CHALLENGE.
Each record below should be repeated precisely as written.

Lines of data

********

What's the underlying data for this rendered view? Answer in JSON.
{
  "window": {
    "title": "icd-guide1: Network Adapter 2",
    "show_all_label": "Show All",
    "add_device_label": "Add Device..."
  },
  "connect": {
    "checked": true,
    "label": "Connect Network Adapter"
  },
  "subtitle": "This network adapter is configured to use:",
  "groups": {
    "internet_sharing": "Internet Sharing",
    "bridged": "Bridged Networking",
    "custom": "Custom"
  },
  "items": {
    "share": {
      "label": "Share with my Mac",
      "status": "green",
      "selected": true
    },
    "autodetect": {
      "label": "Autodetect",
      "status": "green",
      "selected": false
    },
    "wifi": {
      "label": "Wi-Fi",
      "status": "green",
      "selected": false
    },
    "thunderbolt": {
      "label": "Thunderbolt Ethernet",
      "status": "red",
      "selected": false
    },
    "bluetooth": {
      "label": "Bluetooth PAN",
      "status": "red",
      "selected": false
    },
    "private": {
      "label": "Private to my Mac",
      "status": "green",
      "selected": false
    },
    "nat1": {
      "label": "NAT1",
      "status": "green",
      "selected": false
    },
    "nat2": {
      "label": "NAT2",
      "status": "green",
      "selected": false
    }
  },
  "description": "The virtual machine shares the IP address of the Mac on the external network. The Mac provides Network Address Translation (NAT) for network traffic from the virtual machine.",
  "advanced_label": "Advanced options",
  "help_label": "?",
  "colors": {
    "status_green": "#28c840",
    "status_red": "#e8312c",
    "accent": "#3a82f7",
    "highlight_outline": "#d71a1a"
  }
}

********

FINAL ANSWER.
What's the underlying data for this rendered view? Answer in JSON.
{
  "window": {
    "title": "icd-guide1: Network Adapter 2",
    "show_all_label": "Show All",
    "add_device_label": "Add Device..."
  },
  "connect": {
    "checked": true,
    "label": "Connect Network Adapter"
  },
  "subtitle": "This network adapter is configured to use:",
  "groups": {
    "internet_sharing": "Internet Sharing",
    "bridged": "Bridged Networking",
    "custom": "Custom"
  },
  "items": {
    "share": {
      "label": "Share with my Mac",
      "status": "green",
      "selected": true
    },
    "autodetect": {
      "label": "Autodetect",
      "status": "green",
      "selected": false
    },
    "wifi": {
      "label": "Wi-Fi",
      "status": "green",
      "selected": false
    },
    "thunderbolt": {
      "label": "Thunderbolt Ethernet",
      "status": "red",
      "selected": false
    },
    "bluetooth": {
      "label": "Bluetooth PAN",
      "status": "red",
      "selected": false
    },
    "private": {
      "label": "Private to my Mac",
      "status": "green",
      "selected": false
    },
    "nat1": {
      "label": "NAT1",
      "status": "green",
      "selected": false
    },
    "nat2": {
      "label": "NAT2",
      "status": "green",
      "selected": false
    }
  },
  "description": "The virtual machine shares the IP address of the Mac on the external network. The Mac provides Network Address Translation (NAT) for network traffic from the virtual machine.",
  "advanced_label": "Advanced options",
  "help_label": "?",
  "colors": {
    "status_green": "#28c840",
    "status_red": "#e8312c",
    "accent": "#3a82f7",
    "highlight_outline": "#d71a1a"
  }
}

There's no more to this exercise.